--- START Recorded information ---

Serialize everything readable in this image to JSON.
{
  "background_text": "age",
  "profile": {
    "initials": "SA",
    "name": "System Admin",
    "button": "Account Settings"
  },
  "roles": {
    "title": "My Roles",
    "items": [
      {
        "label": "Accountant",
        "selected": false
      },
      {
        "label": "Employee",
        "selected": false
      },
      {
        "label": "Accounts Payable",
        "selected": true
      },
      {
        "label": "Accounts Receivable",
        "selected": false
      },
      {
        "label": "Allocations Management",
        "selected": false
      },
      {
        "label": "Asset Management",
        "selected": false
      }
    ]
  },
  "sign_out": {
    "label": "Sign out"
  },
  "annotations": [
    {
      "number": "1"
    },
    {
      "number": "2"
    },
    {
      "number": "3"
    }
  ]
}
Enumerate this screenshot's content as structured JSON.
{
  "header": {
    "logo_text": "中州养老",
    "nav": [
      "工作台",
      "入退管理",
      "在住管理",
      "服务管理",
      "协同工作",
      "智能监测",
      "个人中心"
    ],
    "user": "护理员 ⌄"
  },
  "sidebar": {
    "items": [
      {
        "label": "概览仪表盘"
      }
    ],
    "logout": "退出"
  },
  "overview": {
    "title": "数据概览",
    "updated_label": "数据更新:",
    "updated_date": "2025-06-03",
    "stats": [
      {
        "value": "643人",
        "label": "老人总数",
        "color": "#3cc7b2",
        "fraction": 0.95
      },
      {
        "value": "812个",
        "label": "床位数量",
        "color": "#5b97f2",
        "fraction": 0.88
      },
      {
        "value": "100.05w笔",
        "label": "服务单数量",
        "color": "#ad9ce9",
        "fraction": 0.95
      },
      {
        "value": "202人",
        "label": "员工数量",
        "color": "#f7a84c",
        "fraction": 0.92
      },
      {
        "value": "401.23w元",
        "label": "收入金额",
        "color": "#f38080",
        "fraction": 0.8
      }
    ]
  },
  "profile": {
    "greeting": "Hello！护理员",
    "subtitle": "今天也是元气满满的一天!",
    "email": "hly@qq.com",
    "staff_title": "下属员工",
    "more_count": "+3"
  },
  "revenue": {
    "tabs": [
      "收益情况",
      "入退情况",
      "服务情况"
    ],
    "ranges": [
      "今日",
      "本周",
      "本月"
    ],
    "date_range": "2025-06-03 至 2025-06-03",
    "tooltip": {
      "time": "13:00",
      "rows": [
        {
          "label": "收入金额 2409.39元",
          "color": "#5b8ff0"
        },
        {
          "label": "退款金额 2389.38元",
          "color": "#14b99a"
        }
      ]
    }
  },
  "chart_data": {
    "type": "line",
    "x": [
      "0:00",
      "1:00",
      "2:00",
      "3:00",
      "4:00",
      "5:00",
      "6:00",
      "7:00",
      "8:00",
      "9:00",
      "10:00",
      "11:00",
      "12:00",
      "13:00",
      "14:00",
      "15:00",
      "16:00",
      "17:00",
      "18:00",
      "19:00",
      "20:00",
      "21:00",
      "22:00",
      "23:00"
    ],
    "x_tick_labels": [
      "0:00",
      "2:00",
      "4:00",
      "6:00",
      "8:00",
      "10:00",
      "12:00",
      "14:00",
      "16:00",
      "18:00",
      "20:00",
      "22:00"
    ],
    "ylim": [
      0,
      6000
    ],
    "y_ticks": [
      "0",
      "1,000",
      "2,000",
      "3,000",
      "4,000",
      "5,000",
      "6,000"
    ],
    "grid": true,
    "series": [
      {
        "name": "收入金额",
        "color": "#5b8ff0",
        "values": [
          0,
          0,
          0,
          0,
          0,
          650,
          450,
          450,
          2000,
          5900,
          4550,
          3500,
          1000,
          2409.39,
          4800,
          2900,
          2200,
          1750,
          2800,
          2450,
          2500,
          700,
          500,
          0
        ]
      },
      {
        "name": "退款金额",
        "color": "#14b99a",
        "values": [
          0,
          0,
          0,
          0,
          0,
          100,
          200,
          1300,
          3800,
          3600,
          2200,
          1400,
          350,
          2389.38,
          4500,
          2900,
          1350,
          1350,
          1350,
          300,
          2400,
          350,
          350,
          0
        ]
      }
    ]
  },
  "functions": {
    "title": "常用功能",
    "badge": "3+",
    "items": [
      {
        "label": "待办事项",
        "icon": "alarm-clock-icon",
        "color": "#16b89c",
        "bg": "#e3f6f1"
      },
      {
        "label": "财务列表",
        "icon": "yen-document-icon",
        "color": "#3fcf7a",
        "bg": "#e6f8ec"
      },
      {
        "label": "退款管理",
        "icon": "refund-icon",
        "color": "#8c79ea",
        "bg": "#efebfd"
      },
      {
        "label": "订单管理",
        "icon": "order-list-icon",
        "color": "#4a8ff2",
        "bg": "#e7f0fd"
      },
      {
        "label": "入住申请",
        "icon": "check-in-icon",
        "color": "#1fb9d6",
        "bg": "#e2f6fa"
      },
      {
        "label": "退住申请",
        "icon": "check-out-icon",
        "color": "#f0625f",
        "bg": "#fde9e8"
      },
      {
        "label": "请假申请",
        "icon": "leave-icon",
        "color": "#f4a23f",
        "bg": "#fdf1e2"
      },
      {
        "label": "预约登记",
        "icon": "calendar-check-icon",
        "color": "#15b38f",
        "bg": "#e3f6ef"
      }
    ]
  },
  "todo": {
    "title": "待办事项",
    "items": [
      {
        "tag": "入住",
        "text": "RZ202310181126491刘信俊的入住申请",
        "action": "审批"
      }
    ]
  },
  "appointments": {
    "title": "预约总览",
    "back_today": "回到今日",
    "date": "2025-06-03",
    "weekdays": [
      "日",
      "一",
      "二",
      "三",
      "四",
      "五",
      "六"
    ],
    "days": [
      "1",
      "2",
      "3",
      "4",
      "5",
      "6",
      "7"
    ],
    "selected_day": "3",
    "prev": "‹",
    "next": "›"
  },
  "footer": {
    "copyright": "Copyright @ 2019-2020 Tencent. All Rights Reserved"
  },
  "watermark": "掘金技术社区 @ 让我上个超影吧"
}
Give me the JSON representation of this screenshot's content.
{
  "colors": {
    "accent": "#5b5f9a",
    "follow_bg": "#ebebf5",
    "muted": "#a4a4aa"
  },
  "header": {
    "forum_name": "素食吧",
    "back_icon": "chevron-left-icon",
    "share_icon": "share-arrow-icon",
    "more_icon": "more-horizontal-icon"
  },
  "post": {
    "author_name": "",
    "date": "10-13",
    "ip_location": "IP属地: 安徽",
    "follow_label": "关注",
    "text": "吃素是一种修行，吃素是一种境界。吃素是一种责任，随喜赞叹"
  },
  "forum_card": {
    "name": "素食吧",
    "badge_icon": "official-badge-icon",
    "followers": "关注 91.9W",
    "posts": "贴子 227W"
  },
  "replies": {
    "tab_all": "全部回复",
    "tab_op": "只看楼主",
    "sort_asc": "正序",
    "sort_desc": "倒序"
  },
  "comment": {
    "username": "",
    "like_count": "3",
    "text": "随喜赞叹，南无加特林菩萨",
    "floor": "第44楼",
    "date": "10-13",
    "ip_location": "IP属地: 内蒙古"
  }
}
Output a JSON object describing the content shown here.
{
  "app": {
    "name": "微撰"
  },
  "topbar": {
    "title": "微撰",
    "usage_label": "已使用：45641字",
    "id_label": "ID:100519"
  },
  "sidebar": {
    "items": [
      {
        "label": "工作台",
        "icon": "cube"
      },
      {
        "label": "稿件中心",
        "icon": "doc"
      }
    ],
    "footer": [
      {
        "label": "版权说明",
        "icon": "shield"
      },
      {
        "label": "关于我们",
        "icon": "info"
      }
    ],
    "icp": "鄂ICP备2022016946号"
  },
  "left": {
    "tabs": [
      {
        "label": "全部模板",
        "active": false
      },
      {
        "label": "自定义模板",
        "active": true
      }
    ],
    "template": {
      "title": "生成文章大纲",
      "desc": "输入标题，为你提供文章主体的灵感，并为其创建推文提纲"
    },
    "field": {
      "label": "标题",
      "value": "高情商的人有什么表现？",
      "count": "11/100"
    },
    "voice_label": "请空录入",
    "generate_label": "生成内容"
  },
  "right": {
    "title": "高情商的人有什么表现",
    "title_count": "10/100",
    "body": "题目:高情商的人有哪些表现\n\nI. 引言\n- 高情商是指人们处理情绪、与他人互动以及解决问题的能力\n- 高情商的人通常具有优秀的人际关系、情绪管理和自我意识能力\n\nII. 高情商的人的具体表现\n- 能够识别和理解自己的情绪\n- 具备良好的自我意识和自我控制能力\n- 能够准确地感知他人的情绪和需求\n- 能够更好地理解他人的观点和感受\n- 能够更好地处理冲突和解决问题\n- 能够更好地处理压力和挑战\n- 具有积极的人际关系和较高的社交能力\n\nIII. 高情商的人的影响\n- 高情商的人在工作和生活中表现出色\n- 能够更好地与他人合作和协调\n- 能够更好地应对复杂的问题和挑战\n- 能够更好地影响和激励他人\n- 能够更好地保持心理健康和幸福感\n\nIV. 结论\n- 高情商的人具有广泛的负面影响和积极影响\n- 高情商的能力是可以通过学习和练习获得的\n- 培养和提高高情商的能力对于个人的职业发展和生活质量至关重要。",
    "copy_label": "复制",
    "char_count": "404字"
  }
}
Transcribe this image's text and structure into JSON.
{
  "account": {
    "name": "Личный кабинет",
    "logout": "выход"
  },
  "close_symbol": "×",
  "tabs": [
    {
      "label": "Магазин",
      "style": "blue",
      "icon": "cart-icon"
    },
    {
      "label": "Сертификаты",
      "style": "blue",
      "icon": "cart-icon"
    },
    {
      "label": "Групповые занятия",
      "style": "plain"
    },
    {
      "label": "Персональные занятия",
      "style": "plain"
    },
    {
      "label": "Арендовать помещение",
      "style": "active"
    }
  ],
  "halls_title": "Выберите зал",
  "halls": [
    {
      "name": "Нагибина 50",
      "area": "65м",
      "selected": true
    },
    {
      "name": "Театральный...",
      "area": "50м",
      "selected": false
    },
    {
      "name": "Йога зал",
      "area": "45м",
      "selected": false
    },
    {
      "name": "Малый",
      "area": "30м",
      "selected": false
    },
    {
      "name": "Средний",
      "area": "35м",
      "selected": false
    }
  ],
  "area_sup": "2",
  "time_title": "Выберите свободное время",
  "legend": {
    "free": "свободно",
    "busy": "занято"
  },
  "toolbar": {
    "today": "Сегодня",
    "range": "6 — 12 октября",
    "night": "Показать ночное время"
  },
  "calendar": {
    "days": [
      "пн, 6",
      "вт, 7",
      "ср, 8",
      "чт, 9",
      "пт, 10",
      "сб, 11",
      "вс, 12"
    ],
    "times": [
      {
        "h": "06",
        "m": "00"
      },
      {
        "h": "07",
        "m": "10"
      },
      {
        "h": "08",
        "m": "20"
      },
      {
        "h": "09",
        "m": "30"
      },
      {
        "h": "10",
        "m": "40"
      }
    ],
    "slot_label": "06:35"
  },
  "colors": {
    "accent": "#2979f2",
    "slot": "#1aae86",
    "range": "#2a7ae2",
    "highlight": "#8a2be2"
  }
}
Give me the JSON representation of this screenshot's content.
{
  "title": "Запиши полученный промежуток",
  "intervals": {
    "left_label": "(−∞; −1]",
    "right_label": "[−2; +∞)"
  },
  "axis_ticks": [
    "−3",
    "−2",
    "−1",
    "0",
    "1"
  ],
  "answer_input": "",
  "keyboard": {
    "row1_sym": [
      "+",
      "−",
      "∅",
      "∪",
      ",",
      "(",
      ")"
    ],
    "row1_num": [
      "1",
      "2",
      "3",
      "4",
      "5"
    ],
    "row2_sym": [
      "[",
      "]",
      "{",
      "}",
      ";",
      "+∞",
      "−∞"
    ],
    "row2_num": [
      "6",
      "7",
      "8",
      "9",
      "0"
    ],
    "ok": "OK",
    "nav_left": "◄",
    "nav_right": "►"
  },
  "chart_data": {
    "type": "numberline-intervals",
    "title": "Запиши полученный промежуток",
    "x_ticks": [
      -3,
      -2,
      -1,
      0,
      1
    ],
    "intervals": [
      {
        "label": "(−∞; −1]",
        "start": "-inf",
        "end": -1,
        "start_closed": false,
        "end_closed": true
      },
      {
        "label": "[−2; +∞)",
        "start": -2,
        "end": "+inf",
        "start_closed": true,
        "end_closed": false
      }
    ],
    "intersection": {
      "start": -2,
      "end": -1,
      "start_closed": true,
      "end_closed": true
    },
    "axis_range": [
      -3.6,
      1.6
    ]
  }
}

--- END Recorded information ---

Instructions to follow:
Pick out the lines containing the word "高情商的人有什么表现" and show them.

Solution to this exercise:
      "value": "高情商的人有什么表现？",
    "title": "高情商的人有什么表现",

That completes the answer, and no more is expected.